> Task directions
How many lines of these records hold the string "cuánticos"? Reply with the number alone.

> Data lines

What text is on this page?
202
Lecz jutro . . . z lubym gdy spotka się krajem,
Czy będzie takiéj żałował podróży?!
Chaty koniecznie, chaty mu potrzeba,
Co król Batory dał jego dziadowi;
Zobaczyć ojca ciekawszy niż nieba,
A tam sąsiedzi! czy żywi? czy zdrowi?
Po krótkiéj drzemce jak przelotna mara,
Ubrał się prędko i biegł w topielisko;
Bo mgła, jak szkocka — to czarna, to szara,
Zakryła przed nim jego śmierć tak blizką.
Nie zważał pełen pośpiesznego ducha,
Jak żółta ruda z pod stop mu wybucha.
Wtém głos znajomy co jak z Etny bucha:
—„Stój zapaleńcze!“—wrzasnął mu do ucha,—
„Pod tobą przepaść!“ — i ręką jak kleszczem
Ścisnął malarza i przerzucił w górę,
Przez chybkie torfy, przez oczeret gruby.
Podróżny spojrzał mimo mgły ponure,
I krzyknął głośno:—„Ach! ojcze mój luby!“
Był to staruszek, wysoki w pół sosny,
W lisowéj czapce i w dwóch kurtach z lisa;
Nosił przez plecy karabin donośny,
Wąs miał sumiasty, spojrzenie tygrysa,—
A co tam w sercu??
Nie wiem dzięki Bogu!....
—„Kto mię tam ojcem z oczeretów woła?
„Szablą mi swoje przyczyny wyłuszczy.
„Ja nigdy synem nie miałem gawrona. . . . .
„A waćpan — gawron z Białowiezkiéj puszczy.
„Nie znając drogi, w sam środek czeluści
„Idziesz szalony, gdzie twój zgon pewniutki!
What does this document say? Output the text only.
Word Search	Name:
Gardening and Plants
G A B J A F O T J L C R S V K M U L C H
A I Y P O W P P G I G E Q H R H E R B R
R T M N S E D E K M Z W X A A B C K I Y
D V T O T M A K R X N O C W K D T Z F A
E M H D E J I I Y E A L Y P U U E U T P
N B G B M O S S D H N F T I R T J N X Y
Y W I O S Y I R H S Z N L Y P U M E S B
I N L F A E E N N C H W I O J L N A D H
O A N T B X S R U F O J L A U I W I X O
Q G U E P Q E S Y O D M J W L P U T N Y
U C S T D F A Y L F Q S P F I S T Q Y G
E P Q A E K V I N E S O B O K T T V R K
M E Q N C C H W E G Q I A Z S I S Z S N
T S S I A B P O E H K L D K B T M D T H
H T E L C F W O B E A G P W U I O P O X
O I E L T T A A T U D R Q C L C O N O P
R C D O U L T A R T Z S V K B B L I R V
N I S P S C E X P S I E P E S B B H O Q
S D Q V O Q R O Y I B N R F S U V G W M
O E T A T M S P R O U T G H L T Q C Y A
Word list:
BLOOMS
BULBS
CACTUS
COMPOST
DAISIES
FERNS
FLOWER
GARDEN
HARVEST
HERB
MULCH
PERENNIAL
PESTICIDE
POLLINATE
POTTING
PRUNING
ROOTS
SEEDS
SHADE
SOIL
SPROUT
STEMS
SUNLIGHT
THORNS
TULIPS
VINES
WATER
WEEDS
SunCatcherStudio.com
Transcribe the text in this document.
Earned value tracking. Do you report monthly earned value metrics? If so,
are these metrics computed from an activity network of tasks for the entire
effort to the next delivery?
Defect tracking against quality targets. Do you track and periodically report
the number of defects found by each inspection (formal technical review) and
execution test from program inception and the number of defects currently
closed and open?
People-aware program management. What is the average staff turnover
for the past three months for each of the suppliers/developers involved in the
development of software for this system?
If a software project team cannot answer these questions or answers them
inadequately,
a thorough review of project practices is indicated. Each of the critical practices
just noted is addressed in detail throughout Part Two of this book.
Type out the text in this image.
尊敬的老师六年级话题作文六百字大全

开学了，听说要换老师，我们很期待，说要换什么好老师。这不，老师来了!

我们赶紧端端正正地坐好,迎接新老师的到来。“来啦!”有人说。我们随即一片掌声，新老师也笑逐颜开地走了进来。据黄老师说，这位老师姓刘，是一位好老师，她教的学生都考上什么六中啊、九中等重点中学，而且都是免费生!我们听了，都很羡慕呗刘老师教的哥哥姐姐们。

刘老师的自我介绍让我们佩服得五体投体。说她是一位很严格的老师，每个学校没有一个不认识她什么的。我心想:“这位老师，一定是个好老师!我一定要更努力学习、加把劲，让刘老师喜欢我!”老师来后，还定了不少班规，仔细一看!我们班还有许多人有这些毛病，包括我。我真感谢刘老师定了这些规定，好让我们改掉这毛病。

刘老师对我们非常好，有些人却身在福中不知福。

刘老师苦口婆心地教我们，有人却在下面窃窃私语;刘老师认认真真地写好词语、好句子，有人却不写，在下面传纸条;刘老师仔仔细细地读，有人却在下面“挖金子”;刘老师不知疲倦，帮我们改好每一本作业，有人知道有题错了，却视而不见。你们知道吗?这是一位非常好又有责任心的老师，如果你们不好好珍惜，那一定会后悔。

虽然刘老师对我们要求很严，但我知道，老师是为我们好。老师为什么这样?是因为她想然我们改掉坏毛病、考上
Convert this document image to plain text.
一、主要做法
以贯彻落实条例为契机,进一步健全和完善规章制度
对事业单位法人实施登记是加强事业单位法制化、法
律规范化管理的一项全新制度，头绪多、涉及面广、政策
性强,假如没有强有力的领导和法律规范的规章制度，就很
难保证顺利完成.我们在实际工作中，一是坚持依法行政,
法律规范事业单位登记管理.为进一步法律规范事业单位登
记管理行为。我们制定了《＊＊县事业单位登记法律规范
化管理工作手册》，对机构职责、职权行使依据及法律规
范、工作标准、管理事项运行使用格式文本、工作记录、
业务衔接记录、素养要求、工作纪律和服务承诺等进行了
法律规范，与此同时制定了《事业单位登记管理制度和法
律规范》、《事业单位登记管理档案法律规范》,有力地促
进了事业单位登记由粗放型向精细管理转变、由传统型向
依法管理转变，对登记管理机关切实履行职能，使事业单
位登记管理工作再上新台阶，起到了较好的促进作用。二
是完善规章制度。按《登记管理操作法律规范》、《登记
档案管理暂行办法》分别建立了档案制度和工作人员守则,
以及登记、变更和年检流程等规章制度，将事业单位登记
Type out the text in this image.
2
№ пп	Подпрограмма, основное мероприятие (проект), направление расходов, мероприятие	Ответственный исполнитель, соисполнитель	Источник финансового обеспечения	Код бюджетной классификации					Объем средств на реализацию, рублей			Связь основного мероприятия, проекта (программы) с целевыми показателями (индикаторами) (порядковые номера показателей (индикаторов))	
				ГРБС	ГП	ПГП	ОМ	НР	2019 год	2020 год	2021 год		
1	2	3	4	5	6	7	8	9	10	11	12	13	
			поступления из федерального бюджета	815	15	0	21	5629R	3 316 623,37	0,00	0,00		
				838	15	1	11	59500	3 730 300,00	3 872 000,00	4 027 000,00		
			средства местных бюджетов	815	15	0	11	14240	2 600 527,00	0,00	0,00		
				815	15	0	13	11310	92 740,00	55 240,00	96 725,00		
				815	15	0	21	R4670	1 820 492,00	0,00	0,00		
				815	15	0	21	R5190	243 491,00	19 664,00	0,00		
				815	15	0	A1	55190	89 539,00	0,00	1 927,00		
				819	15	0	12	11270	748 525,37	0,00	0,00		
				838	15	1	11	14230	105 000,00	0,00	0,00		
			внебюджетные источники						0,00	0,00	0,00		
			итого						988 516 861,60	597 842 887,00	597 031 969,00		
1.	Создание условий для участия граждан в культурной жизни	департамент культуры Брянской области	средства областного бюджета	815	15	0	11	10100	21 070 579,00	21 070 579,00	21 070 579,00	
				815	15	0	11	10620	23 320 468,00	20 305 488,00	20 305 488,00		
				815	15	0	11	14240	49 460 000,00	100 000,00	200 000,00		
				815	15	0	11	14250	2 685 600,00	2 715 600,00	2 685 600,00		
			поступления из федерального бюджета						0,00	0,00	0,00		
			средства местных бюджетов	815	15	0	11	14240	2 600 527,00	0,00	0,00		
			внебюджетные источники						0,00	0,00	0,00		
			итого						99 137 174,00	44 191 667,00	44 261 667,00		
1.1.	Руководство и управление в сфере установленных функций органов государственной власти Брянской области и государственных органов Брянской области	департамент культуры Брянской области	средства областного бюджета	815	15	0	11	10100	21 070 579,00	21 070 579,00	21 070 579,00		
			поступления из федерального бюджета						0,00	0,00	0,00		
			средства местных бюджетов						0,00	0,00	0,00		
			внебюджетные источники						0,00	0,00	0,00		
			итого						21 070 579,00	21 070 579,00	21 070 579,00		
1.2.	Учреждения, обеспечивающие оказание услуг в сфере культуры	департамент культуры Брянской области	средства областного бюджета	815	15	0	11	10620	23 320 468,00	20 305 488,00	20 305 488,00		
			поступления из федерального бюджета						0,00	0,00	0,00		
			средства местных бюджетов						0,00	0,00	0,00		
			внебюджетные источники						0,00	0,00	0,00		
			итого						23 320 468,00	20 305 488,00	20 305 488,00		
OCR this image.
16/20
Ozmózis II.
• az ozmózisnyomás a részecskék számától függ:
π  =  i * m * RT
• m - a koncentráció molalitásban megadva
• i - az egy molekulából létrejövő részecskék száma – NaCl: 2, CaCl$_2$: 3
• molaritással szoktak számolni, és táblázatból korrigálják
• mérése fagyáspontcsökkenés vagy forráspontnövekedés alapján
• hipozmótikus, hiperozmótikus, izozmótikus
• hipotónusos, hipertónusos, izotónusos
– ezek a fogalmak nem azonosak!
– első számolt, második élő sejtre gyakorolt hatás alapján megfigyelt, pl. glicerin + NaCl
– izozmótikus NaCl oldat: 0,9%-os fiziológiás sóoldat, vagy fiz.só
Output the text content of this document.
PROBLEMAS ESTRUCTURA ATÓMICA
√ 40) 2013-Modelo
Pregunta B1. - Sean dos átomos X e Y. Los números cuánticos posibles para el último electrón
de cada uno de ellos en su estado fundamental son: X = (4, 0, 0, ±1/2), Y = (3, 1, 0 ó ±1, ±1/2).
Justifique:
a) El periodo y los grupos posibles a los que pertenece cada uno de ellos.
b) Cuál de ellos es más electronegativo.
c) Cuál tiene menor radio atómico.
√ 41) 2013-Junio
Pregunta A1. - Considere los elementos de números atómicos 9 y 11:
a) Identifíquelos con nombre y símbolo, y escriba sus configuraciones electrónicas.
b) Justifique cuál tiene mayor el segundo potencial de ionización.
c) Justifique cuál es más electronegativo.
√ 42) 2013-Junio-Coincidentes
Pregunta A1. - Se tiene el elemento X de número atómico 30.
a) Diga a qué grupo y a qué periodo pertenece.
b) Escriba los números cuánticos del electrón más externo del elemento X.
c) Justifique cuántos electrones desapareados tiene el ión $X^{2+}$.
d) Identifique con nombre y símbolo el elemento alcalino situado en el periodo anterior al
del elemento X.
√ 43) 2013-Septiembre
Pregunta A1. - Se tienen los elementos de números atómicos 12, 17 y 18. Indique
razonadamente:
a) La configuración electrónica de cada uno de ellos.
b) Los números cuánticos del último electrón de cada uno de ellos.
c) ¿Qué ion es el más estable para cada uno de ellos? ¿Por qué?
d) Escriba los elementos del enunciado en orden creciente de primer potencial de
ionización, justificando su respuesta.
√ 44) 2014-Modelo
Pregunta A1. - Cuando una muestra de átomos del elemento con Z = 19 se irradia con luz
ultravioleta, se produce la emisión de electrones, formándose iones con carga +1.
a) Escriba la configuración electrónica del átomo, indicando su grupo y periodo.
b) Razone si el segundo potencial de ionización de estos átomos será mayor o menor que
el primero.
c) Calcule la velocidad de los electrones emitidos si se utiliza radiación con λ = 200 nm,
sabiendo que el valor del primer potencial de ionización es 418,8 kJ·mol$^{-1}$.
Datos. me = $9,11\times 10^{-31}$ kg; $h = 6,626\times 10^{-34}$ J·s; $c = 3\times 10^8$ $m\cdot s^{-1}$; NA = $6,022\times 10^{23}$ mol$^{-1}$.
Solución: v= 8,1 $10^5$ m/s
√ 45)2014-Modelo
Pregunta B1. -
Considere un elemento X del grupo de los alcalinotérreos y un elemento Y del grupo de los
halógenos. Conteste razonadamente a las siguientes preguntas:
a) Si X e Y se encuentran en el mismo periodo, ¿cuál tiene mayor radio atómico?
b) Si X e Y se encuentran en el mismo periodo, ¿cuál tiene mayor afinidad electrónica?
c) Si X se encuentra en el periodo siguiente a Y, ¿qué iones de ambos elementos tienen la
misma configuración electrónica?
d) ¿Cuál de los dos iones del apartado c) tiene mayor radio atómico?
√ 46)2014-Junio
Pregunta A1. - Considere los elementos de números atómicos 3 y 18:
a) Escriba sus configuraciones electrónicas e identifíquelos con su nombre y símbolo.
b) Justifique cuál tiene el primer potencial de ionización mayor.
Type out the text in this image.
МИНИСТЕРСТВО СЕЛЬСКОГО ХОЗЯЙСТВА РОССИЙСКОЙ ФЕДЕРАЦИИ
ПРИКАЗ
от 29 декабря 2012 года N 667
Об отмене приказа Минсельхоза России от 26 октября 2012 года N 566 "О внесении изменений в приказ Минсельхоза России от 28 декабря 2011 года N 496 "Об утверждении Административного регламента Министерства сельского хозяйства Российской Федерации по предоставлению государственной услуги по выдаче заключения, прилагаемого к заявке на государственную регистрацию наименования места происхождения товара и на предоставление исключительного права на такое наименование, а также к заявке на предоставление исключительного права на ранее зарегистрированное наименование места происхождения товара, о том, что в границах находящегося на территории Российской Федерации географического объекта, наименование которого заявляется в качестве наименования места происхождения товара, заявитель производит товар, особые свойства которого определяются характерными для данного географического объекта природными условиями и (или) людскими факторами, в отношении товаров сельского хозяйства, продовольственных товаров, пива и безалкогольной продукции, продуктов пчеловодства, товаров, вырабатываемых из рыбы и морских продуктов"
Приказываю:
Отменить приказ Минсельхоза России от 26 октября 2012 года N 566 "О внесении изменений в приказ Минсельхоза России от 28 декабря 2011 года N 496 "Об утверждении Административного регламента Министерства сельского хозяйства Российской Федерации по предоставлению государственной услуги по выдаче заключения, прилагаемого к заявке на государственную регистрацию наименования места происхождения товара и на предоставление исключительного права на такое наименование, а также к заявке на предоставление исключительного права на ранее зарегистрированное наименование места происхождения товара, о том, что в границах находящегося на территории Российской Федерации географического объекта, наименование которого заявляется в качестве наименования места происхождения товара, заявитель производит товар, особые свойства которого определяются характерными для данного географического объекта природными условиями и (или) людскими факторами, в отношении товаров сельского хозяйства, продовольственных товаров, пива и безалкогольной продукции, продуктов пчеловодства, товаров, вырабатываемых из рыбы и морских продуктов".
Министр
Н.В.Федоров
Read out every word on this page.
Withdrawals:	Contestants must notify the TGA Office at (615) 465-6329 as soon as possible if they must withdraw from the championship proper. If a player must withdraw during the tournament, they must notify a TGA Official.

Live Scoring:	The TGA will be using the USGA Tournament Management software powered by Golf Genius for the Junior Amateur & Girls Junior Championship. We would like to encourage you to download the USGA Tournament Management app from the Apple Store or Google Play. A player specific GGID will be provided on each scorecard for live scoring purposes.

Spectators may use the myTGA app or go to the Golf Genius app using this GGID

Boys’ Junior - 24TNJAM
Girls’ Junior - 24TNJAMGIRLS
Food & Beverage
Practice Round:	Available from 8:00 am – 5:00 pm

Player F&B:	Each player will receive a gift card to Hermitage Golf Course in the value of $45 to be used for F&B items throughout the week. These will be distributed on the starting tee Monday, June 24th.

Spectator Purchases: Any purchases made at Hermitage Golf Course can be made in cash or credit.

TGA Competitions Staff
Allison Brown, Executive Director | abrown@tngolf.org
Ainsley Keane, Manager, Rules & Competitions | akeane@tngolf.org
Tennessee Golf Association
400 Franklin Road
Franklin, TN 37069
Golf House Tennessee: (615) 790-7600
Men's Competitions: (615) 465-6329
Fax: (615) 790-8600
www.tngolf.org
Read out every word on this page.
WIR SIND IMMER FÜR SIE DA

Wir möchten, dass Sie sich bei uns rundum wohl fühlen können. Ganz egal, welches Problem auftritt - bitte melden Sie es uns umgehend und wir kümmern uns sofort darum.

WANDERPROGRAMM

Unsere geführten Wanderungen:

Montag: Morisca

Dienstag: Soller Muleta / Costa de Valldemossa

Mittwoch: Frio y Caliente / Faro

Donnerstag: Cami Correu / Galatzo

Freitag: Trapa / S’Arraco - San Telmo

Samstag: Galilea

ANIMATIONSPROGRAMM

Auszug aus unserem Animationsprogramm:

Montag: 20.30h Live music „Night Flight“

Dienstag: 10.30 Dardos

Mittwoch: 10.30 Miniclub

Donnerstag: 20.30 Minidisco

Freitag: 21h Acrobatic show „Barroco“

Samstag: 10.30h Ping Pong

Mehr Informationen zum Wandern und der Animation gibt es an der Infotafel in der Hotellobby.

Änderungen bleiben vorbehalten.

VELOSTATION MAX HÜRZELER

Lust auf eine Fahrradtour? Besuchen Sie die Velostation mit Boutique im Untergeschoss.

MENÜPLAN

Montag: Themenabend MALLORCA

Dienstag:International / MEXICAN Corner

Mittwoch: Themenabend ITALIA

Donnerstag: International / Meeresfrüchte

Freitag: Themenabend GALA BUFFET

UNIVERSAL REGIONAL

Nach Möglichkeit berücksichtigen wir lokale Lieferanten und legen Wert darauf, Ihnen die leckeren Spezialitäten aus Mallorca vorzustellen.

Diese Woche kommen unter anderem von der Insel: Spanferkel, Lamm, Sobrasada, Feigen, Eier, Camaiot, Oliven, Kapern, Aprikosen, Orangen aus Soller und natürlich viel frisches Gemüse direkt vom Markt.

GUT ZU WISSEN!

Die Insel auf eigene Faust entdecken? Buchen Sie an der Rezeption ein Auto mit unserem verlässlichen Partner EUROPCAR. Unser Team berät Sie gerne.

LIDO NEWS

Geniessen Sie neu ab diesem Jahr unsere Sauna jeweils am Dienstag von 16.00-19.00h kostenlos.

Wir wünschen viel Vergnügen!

> Response for this exercise
3